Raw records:

####

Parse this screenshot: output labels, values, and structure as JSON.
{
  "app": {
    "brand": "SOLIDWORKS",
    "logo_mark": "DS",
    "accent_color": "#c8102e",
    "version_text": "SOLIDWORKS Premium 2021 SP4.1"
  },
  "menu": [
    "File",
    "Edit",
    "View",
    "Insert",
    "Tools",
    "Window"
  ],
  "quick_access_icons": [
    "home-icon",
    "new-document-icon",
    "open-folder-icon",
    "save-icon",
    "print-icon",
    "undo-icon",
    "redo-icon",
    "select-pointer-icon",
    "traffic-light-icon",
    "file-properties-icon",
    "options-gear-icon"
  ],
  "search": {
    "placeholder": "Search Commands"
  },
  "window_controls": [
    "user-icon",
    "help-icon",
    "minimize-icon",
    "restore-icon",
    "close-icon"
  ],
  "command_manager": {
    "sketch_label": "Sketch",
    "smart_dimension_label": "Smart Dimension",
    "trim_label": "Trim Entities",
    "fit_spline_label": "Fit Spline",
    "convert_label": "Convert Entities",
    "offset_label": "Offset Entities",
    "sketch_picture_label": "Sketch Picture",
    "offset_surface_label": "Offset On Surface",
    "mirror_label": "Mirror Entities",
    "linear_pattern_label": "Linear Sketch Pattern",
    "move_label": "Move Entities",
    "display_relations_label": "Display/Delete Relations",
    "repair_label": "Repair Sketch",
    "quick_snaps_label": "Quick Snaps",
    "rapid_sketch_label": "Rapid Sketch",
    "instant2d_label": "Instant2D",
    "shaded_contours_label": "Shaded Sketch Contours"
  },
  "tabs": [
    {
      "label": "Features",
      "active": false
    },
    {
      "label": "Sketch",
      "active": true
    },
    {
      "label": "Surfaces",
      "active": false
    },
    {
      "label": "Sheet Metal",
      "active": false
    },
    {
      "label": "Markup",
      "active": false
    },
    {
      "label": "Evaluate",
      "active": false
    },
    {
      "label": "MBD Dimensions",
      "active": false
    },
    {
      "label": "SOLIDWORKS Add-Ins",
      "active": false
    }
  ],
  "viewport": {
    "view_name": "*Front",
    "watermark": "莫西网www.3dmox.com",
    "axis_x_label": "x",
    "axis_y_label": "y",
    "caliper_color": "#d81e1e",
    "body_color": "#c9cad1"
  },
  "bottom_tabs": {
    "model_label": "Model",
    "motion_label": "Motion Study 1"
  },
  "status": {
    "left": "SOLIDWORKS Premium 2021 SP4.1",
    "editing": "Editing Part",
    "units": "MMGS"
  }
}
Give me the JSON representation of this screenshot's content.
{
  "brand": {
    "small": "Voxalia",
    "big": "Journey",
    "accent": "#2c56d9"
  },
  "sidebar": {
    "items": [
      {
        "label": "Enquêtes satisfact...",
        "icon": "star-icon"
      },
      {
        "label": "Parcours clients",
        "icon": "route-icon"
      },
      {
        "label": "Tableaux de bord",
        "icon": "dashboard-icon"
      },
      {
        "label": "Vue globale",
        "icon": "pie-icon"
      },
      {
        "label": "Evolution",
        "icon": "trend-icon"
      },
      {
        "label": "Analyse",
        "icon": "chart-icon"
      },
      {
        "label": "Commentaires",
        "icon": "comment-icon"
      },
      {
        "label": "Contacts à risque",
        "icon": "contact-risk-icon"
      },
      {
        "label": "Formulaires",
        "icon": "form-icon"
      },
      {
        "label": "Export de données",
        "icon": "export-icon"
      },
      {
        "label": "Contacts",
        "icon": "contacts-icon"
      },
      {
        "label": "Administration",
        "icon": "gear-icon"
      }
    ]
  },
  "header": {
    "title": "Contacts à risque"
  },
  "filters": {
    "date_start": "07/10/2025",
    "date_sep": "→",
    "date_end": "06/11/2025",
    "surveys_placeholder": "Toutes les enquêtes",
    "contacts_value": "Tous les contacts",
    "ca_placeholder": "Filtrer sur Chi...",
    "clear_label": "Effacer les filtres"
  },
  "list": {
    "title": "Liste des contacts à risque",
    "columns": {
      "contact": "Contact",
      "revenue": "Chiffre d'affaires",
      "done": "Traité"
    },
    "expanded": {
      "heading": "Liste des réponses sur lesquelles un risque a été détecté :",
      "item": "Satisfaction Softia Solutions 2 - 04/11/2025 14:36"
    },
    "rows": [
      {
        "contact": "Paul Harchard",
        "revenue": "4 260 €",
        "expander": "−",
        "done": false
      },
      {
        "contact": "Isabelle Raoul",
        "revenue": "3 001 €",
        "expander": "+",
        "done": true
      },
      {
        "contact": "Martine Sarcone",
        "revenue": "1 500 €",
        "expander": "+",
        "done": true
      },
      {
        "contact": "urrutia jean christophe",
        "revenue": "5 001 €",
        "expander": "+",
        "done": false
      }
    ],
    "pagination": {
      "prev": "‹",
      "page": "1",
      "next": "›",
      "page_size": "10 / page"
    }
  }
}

####

# [To be done]
Pull every line containing "title" from the material above.

# [Solution]
    "title": "Contacts à risque"
    "title": "Liste des contacts à risque",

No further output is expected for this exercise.